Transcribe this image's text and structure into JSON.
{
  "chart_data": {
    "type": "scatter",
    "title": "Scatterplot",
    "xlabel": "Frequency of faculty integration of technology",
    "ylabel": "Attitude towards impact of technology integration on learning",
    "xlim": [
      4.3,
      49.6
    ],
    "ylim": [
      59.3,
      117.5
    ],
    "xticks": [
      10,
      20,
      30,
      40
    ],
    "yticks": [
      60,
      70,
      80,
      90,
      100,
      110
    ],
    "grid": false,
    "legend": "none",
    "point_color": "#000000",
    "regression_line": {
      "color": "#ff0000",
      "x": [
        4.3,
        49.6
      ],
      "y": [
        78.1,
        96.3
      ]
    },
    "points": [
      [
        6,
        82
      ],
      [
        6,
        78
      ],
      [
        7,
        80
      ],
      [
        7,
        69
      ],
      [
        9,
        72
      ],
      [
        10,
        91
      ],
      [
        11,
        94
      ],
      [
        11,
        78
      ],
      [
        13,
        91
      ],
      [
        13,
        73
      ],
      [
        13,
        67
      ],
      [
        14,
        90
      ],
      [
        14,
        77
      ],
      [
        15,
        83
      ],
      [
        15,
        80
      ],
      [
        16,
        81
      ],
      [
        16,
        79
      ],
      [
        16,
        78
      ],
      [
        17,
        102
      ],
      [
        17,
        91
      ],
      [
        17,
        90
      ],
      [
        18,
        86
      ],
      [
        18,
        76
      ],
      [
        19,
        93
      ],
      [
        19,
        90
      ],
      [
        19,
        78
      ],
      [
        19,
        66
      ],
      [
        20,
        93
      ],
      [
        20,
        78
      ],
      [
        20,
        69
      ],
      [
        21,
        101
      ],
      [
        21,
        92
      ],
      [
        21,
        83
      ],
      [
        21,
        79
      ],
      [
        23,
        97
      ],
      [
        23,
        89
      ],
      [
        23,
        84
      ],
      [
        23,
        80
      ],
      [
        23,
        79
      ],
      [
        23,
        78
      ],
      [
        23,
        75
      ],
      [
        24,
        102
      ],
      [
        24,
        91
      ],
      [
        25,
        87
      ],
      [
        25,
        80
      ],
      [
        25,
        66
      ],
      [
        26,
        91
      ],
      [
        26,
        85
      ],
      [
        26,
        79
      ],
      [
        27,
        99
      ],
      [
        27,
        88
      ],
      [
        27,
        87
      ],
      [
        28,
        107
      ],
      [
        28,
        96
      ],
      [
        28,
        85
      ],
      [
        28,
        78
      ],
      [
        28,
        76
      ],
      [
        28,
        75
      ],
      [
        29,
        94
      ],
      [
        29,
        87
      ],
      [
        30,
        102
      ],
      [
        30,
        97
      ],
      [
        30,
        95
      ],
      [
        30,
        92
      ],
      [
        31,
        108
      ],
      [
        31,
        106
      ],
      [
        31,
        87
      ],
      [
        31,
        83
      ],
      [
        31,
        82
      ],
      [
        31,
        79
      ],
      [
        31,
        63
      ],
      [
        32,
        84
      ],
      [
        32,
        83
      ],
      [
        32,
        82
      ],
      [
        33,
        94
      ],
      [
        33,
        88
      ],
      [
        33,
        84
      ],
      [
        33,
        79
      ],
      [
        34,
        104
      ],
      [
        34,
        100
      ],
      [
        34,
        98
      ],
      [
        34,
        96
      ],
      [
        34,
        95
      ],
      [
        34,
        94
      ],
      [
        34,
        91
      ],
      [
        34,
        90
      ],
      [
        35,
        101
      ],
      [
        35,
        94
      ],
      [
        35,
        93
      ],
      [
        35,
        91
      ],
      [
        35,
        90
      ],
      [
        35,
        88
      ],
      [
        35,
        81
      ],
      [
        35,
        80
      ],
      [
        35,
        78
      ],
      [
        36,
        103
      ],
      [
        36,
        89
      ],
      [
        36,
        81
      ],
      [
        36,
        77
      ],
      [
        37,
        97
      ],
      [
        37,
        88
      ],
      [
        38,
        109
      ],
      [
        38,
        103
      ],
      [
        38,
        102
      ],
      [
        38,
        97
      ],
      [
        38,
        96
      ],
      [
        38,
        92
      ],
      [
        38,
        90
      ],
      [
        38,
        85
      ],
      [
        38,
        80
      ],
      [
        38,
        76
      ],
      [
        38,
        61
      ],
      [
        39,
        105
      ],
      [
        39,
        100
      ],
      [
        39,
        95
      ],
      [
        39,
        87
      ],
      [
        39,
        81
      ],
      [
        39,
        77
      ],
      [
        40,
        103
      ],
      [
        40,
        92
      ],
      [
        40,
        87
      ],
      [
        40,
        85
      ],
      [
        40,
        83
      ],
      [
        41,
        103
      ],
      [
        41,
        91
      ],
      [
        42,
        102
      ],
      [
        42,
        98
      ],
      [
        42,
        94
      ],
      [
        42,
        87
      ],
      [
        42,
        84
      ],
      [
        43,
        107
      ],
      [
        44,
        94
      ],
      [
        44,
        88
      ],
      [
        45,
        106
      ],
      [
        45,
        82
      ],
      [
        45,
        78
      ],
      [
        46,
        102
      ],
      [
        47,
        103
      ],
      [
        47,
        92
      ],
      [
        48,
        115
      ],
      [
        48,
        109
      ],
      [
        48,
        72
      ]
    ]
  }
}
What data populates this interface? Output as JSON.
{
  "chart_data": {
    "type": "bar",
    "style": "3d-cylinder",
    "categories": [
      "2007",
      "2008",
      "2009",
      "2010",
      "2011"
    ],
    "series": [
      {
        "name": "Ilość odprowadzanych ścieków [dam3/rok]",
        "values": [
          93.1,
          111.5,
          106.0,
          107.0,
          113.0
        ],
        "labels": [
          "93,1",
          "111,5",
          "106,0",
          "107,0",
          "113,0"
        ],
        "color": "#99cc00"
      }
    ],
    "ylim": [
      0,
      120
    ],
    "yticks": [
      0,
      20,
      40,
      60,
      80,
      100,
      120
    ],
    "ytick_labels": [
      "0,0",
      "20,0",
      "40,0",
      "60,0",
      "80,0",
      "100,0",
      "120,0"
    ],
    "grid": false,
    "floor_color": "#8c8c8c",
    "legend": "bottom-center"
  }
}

* _Given instruction_
Write every entry out again exactly.

* _Solved problem_
Transcribe this image's text and structure into JSON.
{
  "chart_data": {
    "type": "scatter",
    "title": "Scatterplot",
    "xlabel": "Frequency of faculty integration of technology",
    "ylabel": "Attitude towards impact of technology integration on learning",
    "xlim": [
      4.3,
      49.6
    ],
    "ylim": [
      59.3,
      117.5
    ],
    "xticks": [
      10,
      20,
      30,
      40
    ],
    "yticks": [
      60,
      70,
      80,
      90,
      100,
      110
    ],
    "grid": false,
    "legend": "none",
    "point_color": "#000000",
    "regression_line": {
      "color": "#ff0000",
      "x": [
        4.3,
        49.6
      ],
      "y": [
        78.1,
        96.3
      ]
    },
    "points": [
      [
        6,
        82
      ],
      [
        6,
        78
      ],
      [
        7,
        80
      ],
      [
        7,
        69
      ],
      [
        9,
        72
      ],
      [
        10,
        91
      ],
      [
        11,
        94
      ],
      [
        11,
        78
      ],
      [
        13,
        91
      ],
      [
        13,
        73
      ],
      [
        13,
        67
      ],
      [
        14,
        90
      ],
      [
        14,
        77
      ],
      [
        15,
        83
      ],
      [
        15,
        80
      ],
      [
        16,
        81
      ],
      [
        16,
        79
      ],
      [
        16,
        78
      ],
      [
        17,
        102
      ],
      [
        17,
        91
      ],
      [
        17,
        90
      ],
      [
        18,
        86
      ],
      [
        18,
        76
      ],
      [
        19,
        93
      ],
      [
        19,
        90
      ],
      [
        19,
        78
      ],
      [
        19,
        66
      ],
      [
        20,
        93
      ],
      [
        20,
        78
      ],
      [
        20,
        69
      ],
      [
        21,
        101
      ],
      [
        21,
        92
      ],
      [
        21,
        83
      ],
      [
        21,
        79
      ],
      [
        23,
        97
      ],
      [
        23,
        89
      ],
      [
        23,
        84
      ],
      [
        23,
        80
      ],
      [
        23,
        79
      ],
      [
        23,
        78
      ],
      [
        23,
        75
      ],
      [
        24,
        102
      ],
      [
        24,
        91
      ],
      [
        25,
        87
      ],
      [
        25,
        80
      ],
      [
        25,
        66
      ],
      [
        26,
        91
      ],
      [
        26,
        85
      ],
      [
        26,
        79
      ],
      [
        27,
        99
      ],
      [
        27,
        88
      ],
      [
        27,
        87
      ],
      [
        28,
        107
      ],
      [
        28,
        96
      ],
      [
        28,
        85
      ],
      [
        28,
        78
      ],
      [
        28,
        76
      ],
      [
        28,
        75
      ],
      [
        29,
        94
      ],
      [
        29,
        87
      ],
      [
        30,
        102
      ],
      [
        30,
        97
      ],
      [
        30,
        95
      ],
      [
        30,
        92
      ],
      [
        31,
        108
      ],
      [
        31,
        106
      ],
      [
        31,
        87
      ],
      [
        31,
        83
      ],
      [
        31,
        82
      ],
      [
        31,
        79
      ],
      [
        31,
        63
      ],
      [
        32,
        84
      ],
      [
        32,
        83
      ],
      [
        32,
        82
      ],
      [
        33,
        94
      ],
      [
        33,
        88
      ],
      [
        33,
        84
      ],
      [
        33,
        79
      ],
      [
        34,
        104
      ],
      [
        34,
        100
      ],
      [
        34,
        98
      ],
      [
        34,
        96
      ],
      [
        34,
        95
      ],
      [
        34,
        94
      ],
      [
        34,
        91
      ],
      [
        34,
        90
      ],
      [
        35,
        101
      ],
      [
        35,
        94
      ],
      [
        35,
        93
      ],
      [
        35,
        91
      ],
      [
        35,
        90
      ],
      [
        35,
        88
      ],
      [
        35,
        81
      ],
      [
        35,
        80
      ],
      [
        35,
        78
      ],
      [
        36,
        103
      ],
      [
        36,
        89
      ],
      [
        36,
        81
      ],
      [
        36,
        77
      ],
      [
        37,
        97
      ],
      [
        37,
        88
      ],
      [
        38,
        109
      ],
      [
        38,
        103
      ],
      [
        38,
        102
      ],
      [
        38,
        97
      ],
      [
        38,
        96
      ],
      [
        38,
        92
      ],
      [
        38,
        90
      ],
      [
        38,
        85
      ],
      [
        38,
        80
      ],
      [
        38,
        76
      ],
      [
        38,
        61
      ],
      [
        39,
        105
      ],
      [
        39,
        100
      ],
      [
        39,
        95
      ],
      [
        39,
        87
      ],
      [
        39,
        81
      ],
      [
        39,
        77
      ],
      [
        40,
        103
      ],
      [
        40,
        92
      ],
      [
        40,
        87
      ],
      [
        40,
        85
      ],
      [
        40,
        83
      ],
      [
        41,
        103
      ],
      [
        41,
        91
      ],
      [
        42,
        102
      ],
      [
        42,
        98
      ],
      [
        42,
        94
      ],
      [
        42,
        87
      ],
      [
        42,
        84
      ],
      [
        43,
        107
      ],
      [
        44,
        94
      ],
      [
        44,
        88
      ],
      [
        45,
        106
      ],
      [
        45,
        82
      ],
      [
        45,
        78
      ],
      [
        46,
        102
      ],
      [
        47,
        103
      ],
      [
        47,
        92
      ],
      [
        48,
        115
      ],
      [
        48,
        109
      ],
      [
        48,
        72
      ]
    ]
  }
}
What data populates this interface? Output as JSON.
{
  "chart_data": {
    "type": "bar",
    "style": "3d-cylinder",
    "categories": [
      "2007",
      "2008",
      "2009",
      "2010",
      "2011"
    ],
    "series": [
      {
        "name": "Ilość odprowadzanych ścieków [dam3/rok]",
        "values": [
          93.1,
          111.5,
          106.0,
          107.0,
          113.0
        ],
        "labels": [
          "93,1",
          "111,5",
          "106,0",
          "107,0",
          "113,0"
        ],
        "color": "#99cc00"
      }
    ],
    "ylim": [
      0,
      120
    ],
    "yticks": [
      0,
      20,
      40,
      60,
      80,
      100,
      120
    ],
    "ytick_labels": [
      "0,0",
      "20,0",
      "40,0",
      "60,0",
      "80,0",
      "100,0",
      "120,0"
    ],
    "grid": false,
    "floor_color": "#8c8c8c",
    "legend": "bottom-center"
  }
}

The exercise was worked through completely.